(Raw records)
+ + +
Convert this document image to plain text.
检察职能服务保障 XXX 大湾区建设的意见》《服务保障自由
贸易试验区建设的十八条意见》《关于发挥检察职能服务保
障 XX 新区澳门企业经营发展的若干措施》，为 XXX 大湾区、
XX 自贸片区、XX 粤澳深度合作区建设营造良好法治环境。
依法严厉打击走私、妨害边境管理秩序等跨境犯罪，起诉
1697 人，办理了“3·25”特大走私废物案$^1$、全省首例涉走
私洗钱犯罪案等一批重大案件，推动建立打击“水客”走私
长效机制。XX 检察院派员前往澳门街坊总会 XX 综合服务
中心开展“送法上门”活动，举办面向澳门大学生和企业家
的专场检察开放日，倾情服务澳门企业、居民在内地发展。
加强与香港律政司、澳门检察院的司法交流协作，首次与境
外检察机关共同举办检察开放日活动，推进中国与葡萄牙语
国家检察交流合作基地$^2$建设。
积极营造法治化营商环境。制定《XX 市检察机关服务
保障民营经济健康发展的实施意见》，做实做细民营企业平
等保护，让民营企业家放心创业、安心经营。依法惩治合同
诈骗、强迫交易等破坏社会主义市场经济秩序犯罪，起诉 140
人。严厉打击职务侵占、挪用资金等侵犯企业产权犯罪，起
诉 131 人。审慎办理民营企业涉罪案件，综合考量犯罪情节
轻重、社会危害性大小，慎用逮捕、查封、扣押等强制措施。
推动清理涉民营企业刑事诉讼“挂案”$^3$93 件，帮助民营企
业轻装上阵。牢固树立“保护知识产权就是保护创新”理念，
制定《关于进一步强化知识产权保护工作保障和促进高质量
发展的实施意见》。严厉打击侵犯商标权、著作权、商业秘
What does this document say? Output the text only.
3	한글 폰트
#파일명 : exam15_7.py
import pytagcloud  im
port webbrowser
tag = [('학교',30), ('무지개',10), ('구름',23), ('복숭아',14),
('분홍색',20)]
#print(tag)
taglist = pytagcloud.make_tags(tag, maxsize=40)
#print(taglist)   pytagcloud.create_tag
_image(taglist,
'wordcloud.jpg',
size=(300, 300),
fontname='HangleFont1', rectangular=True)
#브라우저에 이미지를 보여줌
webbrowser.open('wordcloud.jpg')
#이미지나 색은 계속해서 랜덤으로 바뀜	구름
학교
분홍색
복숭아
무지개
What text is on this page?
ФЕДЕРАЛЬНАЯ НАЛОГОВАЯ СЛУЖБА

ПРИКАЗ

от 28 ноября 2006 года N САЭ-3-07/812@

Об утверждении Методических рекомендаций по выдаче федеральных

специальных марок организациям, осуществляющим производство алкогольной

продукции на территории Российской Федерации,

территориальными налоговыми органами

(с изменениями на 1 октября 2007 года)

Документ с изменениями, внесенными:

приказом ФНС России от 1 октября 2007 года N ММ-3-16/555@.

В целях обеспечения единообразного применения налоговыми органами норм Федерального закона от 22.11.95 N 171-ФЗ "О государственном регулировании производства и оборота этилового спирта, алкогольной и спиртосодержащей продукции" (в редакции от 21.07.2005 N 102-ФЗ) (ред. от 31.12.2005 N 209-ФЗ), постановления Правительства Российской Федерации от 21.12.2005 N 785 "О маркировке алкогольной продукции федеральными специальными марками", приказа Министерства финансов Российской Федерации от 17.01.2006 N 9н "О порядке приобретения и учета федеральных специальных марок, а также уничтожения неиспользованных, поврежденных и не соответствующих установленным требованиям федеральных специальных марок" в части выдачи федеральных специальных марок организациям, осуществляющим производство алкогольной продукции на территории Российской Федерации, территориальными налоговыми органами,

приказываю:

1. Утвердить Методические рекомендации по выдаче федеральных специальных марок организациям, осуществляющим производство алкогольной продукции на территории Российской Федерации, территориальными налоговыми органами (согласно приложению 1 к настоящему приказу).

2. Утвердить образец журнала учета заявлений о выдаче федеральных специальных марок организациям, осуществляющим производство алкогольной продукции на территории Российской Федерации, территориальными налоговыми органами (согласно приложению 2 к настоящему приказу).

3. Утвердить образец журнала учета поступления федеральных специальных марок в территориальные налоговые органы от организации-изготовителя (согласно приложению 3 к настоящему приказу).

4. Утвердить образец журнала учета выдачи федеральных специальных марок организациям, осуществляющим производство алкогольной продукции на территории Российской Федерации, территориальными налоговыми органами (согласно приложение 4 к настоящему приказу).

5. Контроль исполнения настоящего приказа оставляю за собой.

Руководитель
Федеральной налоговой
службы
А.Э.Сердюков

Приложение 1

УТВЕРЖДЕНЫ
+ + +
THE TASK >> Emit the records above again, exactly, with no line skipped.

PROBLEM SOLUTION >>
Convert this document image to plain text.
检察职能服务保障 XXX 大湾区建设的意见》《服务保障自由
贸易试验区建设的十八条意见》《关于发挥检察职能服务保
障 XX 新区澳门企业经营发展的若干措施》，为 XXX 大湾区、
XX 自贸片区、XX 粤澳深度合作区建设营造良好法治环境。
依法严厉打击走私、妨害边境管理秩序等跨境犯罪，起诉
1697 人，办理了“3·25”特大走私废物案$^1$、全省首例涉走
私洗钱犯罪案等一批重大案件，推动建立打击“水客”走私
长效机制。XX 检察院派员前往澳门街坊总会 XX 综合服务
中心开展“送法上门”活动，举办面向澳门大学生和企业家
的专场检察开放日，倾情服务澳门企业、居民在内地发展。
加强与香港律政司、澳门检察院的司法交流协作，首次与境
外检察机关共同举办检察开放日活动，推进中国与葡萄牙语
国家检察交流合作基地$^2$建设。
积极营造法治化营商环境。制定《XX 市检察机关服务
保障民营经济健康发展的实施意见》，做实做细民营企业平
等保护，让民营企业家放心创业、安心经营。依法惩治合同
诈骗、强迫交易等破坏社会主义市场经济秩序犯罪，起诉 140
人。严厉打击职务侵占、挪用资金等侵犯企业产权犯罪，起
诉 131 人。审慎办理民营企业涉罪案件，综合考量犯罪情节
轻重、社会危害性大小，慎用逮捕、查封、扣押等强制措施。
推动清理涉民营企业刑事诉讼“挂案”$^3$93 件，帮助民营企
业轻装上阵。牢固树立“保护知识产权就是保护创新”理念，
制定《关于进一步强化知识产权保护工作保障和促进高质量
发展的实施意见》。严厉打击侵犯商标权、著作权、商业秘
What does this document say? Output the text only.
3	한글 폰트
#파일명 : exam15_7.py
import pytagcloud  im
port webbrowser
tag = [('학교',30), ('무지개',10), ('구름',23), ('복숭아',14),
('분홍색',20)]
#print(tag)
taglist = pytagcloud.make_tags(tag, maxsize=40)
#print(taglist)   pytagcloud.create_tag
_image(taglist,
'wordcloud.jpg',
size=(300, 300),
fontname='HangleFont1', rectangular=True)
#브라우저에 이미지를 보여줌
webbrowser.open('wordcloud.jpg')
#이미지나 색은 계속해서 랜덤으로 바뀜	구름
학교
분홍색
복숭아
무지개
What text is on this page?
ФЕДЕРАЛЬНАЯ НАЛОГОВАЯ СЛУЖБА

ПРИКАЗ

от 28 ноября 2006 года N САЭ-3-07/812@

Об утверждении Методических рекомендаций по выдаче федеральных

специальных марок организациям, осуществляющим производство алкогольной

продукции на территории Российской Федерации,

территориальными налоговыми органами

(с изменениями на 1 октября 2007 года)

Документ с изменениями, внесенными:

приказом ФНС России от 1 октября 2007 года N ММ-3-16/555@.

В целях обеспечения единообразного применения налоговыми органами норм Федерального закона от 22.11.95 N 171-ФЗ "О государственном регулировании производства и оборота этилового спирта, алкогольной и спиртосодержащей продукции" (в редакции от 21.07.2005 N 102-ФЗ) (ред. от 31.12.2005 N 209-ФЗ), постановления Правительства Российской Федерации от 21.12.2005 N 785 "О маркировке алкогольной продукции федеральными специальными марками", приказа Министерства финансов Российской Федерации от 17.01.2006 N 9н "О порядке приобретения и учета федеральных специальных марок, а также уничтожения неиспользованных, поврежденных и не соответствующих установленным требованиям федеральных специальных марок" в части выдачи федеральных специальных марок организациям, осуществляющим производство алкогольной продукции на территории Российской Федерации, территориальными налоговыми органами,

приказываю:

1. Утвердить Методические рекомендации по выдаче федеральных специальных марок организациям, осуществляющим производство алкогольной продукции на территории Российской Федерации, территориальными налоговыми органами (согласно приложению 1 к настоящему приказу).

2. Утвердить образец журнала учета заявлений о выдаче федеральных специальных марок организациям, осуществляющим производство алкогольной продукции на территории Российской Федерации, территориальными налоговыми органами (согласно приложению 2 к настоящему приказу).

3. Утвердить образец журнала учета поступления федеральных специальных марок в территориальные налоговые органы от организации-изготовителя (согласно приложению 3 к настоящему приказу).

4. Утвердить образец журнала учета выдачи федеральных специальных марок организациям, осуществляющим производство алкогольной продукции на территории Российской Федерации, территориальными налоговыми органами (согласно приложение 4 к настоящему приказу).

5. Контроль исполнения настоящего приказа оставляю за собой.

Руководитель
Федеральной налоговой
службы
А.Э.Сердюков

Приложение 1

УТВЕРЖДЕНЫ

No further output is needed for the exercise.